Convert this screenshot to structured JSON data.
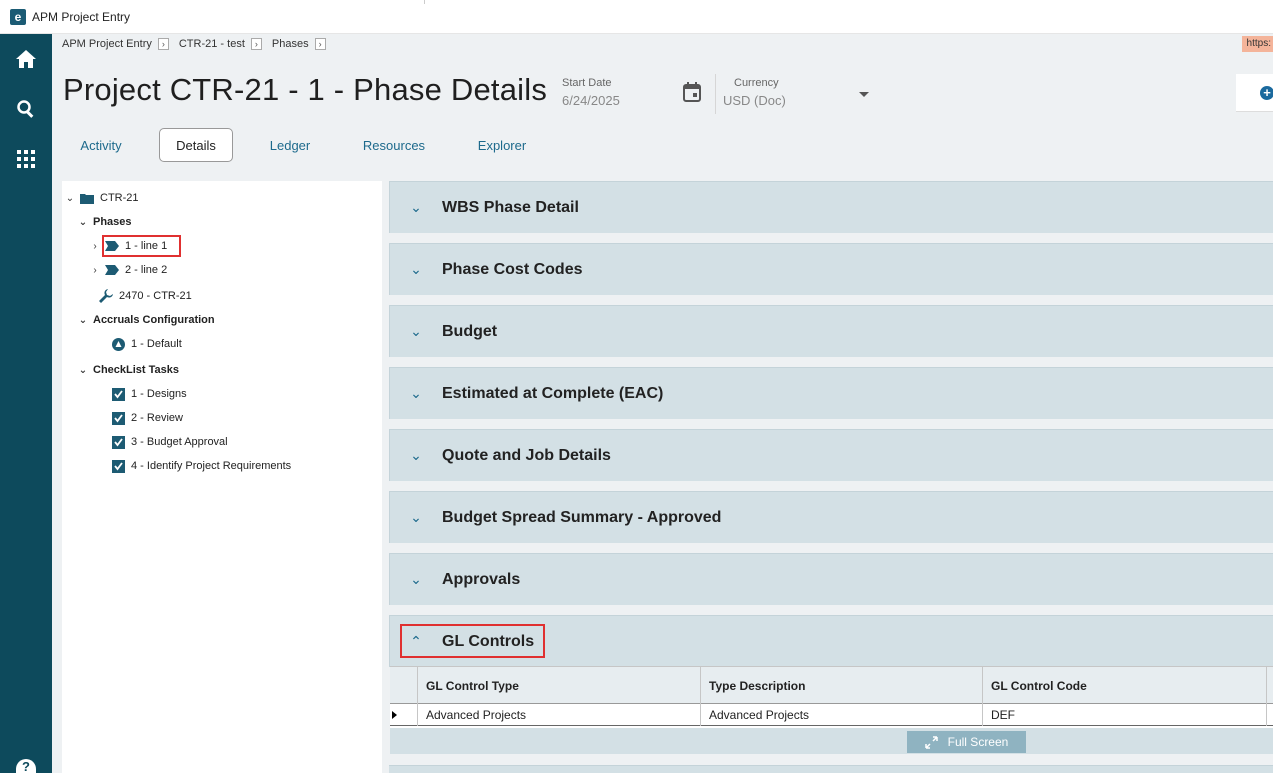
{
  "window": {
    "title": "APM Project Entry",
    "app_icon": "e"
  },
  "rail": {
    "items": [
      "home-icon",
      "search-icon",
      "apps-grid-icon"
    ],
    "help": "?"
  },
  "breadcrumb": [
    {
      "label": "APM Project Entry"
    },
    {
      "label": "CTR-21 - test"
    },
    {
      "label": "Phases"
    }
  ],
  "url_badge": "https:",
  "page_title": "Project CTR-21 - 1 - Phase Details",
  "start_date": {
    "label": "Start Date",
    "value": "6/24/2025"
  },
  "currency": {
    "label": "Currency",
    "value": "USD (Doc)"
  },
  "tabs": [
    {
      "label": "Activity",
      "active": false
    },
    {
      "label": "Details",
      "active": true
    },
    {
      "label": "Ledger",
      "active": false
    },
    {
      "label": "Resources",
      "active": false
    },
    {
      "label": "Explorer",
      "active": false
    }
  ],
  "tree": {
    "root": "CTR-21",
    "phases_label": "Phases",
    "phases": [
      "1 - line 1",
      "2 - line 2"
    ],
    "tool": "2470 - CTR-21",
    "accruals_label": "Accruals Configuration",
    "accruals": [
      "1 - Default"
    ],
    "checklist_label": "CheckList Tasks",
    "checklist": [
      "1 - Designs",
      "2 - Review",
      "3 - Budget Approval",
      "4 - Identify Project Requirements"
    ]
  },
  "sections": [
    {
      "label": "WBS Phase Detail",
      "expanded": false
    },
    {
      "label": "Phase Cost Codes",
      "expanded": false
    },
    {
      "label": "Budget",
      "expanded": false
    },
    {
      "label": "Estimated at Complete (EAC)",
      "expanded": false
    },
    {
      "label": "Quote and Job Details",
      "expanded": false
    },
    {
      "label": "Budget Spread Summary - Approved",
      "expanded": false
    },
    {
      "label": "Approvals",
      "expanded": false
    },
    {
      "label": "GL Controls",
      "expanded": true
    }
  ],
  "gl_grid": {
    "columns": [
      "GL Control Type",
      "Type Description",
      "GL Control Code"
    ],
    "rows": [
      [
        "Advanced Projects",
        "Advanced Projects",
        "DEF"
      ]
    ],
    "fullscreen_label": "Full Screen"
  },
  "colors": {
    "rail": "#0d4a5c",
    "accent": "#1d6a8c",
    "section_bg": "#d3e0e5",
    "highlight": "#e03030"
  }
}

Task requirements - Write out again every line above exactly as given; the pictures do not belong in the copy.

The output -
Convert this screenshot to structured JSON data.
{
  "window": {
    "title": "APM Project Entry",
    "app_icon": "e"
  },
  "rail": {
    "items": [
      "home-icon",
      "search-icon",
      "apps-grid-icon"
    ],
    "help": "?"
  },
  "breadcrumb": [
    {
      "label": "APM Project Entry"
    },
    {
      "label": "CTR-21 - test"
    },
    {
      "label": "Phases"
    }
  ],
  "url_badge": "https:",
  "page_title": "Project CTR-21 - 1 - Phase Details",
  "start_date": {
    "label": "Start Date",
    "value": "6/24/2025"
  },
  "currency": {
    "label": "Currency",
    "value": "USD (Doc)"
  },
  "tabs": [
    {
      "label": "Activity",
      "active": false
    },
    {
      "label": "Details",
      "active": true
    },
    {
      "label": "Ledger",
      "active": false
    },
    {
      "label": "Resources",
      "active": false
    },
    {
      "label": "Explorer",
      "active": false
    }
  ],
  "tree": {
    "root": "CTR-21",
    "phases_label": "Phases",
    "phases": [
      "1 - line 1",
      "2 - line 2"
    ],
    "tool": "2470 - CTR-21",
    "accruals_label": "Accruals Configuration",
    "accruals": [
      "1 - Default"
    ],
    "checklist_label": "CheckList Tasks",
    "checklist": [
      "1 - Designs",
      "2 - Review",
      "3 - Budget Approval",
      "4 - Identify Project Requirements"
    ]
  },
  "sections": [
    {
      "label": "WBS Phase Detail",
      "expanded": false
    },
    {
      "label": "Phase Cost Codes",
      "expanded": false
    },
    {
      "label": "Budget",
      "expanded": false
    },
    {
      "label": "Estimated at Complete (EAC)",
      "expanded": false
    },
    {
      "label": "Quote and Job Details",
      "expanded": false
    },
    {
      "label": "Budget Spread Summary - Approved",
      "expanded": false
    },
    {
      "label": "Approvals",
      "expanded": false
    },
    {
      "label": "GL Controls",
      "expanded": true
    }
  ],
  "gl_grid": {
    "columns": [
      "GL Control Type",
      "Type Description",
      "GL Control Code"
    ],
    "rows": [
      [
        "Advanced Projects",
        "Advanced Projects",
        "DEF"
      ]
    ],
    "fullscreen_label": "Full Screen"
  },
  "colors": {
    "rail": "#0d4a5c",
    "accent": "#1d6a8c",
    "section_bg": "#d3e0e5",
    "highlight": "#e03030"
  }
}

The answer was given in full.